> **ASSIGNMENT**
Determine the count of lines containing "text" in the entries below and return only that figure.

[Stored items from a collection]
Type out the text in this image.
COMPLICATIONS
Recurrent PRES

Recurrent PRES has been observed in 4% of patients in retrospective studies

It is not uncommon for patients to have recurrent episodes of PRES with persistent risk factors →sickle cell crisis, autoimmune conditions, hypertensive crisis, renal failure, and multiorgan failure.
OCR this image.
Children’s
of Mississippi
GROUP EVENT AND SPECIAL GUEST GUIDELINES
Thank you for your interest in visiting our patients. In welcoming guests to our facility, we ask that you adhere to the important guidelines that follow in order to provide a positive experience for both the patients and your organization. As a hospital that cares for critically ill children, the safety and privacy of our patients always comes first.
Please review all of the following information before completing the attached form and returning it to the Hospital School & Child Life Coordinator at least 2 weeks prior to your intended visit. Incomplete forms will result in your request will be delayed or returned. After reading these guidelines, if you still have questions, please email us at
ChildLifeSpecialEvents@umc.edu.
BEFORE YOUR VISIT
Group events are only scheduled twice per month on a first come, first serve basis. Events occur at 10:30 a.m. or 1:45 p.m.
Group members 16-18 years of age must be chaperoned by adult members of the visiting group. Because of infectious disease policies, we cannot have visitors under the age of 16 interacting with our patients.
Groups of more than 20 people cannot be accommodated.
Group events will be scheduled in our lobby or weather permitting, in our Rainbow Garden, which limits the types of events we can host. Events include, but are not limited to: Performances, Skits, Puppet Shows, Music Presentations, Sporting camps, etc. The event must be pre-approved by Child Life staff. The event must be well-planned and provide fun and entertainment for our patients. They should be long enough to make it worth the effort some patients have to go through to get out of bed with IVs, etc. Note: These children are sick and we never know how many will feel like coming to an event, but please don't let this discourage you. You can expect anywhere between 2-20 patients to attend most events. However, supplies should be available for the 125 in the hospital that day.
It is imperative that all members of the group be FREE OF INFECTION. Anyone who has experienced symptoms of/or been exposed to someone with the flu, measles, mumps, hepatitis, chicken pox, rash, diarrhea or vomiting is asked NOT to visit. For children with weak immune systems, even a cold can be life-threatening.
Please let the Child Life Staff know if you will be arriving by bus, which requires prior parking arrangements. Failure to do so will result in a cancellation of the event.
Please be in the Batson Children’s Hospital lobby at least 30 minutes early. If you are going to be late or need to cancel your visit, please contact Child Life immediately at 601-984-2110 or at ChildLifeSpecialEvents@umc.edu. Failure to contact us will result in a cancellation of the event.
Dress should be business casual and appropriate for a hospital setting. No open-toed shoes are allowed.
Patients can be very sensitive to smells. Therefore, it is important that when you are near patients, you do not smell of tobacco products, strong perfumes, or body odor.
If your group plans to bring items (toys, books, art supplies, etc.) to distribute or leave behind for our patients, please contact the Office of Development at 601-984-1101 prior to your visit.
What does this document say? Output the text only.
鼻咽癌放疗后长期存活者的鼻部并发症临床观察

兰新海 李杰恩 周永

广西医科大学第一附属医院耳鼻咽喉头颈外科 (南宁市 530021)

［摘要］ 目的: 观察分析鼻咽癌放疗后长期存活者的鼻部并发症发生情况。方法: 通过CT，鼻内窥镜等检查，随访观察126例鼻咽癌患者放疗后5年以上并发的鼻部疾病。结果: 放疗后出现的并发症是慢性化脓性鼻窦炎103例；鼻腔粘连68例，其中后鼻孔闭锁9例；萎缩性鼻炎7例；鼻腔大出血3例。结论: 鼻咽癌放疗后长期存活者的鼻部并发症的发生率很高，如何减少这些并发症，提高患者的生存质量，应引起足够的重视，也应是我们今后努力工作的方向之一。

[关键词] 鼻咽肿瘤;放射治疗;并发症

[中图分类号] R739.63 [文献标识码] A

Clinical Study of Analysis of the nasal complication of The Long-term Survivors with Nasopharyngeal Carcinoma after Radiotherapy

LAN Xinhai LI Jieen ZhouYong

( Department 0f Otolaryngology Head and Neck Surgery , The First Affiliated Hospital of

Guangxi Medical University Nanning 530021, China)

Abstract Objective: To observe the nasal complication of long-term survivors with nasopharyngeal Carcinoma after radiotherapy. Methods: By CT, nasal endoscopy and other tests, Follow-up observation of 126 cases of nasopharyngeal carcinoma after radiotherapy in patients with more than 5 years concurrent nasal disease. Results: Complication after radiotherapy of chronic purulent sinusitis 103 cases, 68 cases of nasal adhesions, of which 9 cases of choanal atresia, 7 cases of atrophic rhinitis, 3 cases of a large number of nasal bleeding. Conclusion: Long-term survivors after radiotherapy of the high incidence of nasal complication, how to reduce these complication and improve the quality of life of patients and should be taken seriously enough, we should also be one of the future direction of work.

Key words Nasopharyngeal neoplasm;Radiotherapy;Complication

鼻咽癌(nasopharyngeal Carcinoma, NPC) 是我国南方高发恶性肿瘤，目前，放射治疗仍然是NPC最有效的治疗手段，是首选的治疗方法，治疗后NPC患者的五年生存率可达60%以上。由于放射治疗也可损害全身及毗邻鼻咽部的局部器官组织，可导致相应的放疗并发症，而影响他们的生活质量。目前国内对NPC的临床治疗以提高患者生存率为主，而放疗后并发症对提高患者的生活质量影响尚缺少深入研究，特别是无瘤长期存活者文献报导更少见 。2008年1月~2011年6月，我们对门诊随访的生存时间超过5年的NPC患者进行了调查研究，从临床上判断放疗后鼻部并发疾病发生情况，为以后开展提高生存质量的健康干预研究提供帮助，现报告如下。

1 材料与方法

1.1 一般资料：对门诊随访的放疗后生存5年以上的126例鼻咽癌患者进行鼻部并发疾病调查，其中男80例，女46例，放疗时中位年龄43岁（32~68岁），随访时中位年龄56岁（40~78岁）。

> **WRITTEN SOLUTION**
2